═══ Entries provided

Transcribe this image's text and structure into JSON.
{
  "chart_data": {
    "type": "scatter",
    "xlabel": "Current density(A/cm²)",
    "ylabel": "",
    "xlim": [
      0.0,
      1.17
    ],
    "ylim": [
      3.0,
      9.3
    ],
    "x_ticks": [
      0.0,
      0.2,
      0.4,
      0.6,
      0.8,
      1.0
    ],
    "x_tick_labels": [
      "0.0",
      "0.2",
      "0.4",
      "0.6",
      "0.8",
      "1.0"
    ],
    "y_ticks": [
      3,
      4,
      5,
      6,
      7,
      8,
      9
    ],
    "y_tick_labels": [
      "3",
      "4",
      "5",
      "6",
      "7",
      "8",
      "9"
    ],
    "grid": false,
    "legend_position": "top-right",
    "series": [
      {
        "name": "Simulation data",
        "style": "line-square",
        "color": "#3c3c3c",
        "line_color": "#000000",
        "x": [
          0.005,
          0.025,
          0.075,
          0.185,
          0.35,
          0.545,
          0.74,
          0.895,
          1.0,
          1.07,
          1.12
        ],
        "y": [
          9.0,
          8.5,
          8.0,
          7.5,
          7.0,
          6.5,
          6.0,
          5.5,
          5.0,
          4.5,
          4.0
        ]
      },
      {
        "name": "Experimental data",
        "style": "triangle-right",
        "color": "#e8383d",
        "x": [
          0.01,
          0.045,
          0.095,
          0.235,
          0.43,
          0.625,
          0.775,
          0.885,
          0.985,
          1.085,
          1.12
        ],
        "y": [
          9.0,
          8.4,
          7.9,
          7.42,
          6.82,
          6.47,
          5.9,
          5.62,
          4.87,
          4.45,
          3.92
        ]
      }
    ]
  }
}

══════

→ Short task
Restate each record word for word.

→ Exercise solution
Transcribe this image's text and structure into JSON.
{
  "chart_data": {
    "type": "scatter",
    "xlabel": "Current density(A/cm²)",
    "ylabel": "",
    "xlim": [
      0.0,
      1.17
    ],
    "ylim": [
      3.0,
      9.3
    ],
    "x_ticks": [
      0.0,
      0.2,
      0.4,
      0.6,
      0.8,
      1.0
    ],
    "x_tick_labels": [
      "0.0",
      "0.2",
      "0.4",
      "0.6",
      "0.8",
      "1.0"
    ],
    "y_ticks": [
      3,
      4,
      5,
      6,
      7,
      8,
      9
    ],
    "y_tick_labels": [
      "3",
      "4",
      "5",
      "6",
      "7",
      "8",
      "9"
    ],
    "grid": false,
    "legend_position": "top-right",
    "series": [
      {
        "name": "Simulation data",
        "style": "line-square",
        "color": "#3c3c3c",
        "line_color": "#000000",
        "x": [
          0.005,
          0.025,
          0.075,
          0.185,
          0.35,
          0.545,
          0.74,
          0.895,
          1.0,
          1.07,
          1.12
        ],
        "y": [
          9.0,
          8.5,
          8.0,
          7.5,
          7.0,
          6.5,
          6.0,
          5.5,
          5.0,
          4.5,
          4.0
        ]
      },
      {
        "name": "Experimental data",
        "style": "triangle-right",
        "color": "#e8383d",
        "x": [
          0.01,
          0.045,
          0.095,
          0.235,
          0.43,
          0.625,
          0.775,
          0.885,
          0.985,
          1.085,
          1.12
        ],
        "y": [
          9.0,
          8.4,
          7.9,
          7.42,
          6.82,
          6.47,
          5.9,
          5.62,
          4.87,
          4.45,
          3.92
        ]
      }
    ]
  }
}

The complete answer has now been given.